● **YOUR TASK**
Write out the whole listing word for word.

● **AVAILABLE RECORDS**
--- BEGIN ---
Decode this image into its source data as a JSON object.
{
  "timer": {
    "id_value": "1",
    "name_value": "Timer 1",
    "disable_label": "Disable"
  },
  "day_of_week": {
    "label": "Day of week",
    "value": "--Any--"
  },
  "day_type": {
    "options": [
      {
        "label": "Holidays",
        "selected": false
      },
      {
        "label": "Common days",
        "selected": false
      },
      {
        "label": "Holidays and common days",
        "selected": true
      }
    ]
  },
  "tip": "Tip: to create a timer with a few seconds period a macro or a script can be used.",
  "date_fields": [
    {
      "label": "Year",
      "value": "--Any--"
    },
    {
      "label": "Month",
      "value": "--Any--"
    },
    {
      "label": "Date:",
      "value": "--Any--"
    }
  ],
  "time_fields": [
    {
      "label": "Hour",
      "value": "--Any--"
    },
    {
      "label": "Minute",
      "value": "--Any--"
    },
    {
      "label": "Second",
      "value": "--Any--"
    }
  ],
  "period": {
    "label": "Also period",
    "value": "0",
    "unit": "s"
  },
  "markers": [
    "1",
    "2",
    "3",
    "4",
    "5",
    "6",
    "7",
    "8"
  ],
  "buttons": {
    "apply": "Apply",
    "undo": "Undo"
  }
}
--- END ---
● **REPLY**
Decode this image into its source data as a JSON object.
{
  "timer": {
    "id_value": "1",
    "name_value": "Timer 1",
    "disable_label": "Disable"
  },
  "day_of_week": {
    "label": "Day of week",
    "value": "--Any--"
  },
  "day_type": {
    "options": [
      {
        "label": "Holidays",
        "selected": false
      },
      {
        "label": "Common days",
        "selected": false
      },
      {
        "label": "Holidays and common days",
        "selected": true
      }
    ]
  },
  "tip": "Tip: to create a timer with a few seconds period a macro or a script can be used.",
  "date_fields": [
    {
      "label": "Year",
      "value": "--Any--"
    },
    {
      "label": "Month",
      "value": "--Any--"
    },
    {
      "label": "Date:",
      "value": "--Any--"
    }
  ],
  "time_fields": [
    {
      "label": "Hour",
      "value": "--Any--"
    },
    {
      "label": "Minute",
      "value": "--Any--"
    },
    {
      "label": "Second",
      "value": "--Any--"
    }
  ],
  "period": {
    "label": "Also period",
    "value": "0",
    "unit": "s"
  },
  "markers": [
    "1",
    "2",
    "3",
    "4",
    "5",
    "6",
    "7",
    "8"
  ],
  "buttons": {
    "apply": "Apply",
    "undo": "Undo"
  }
}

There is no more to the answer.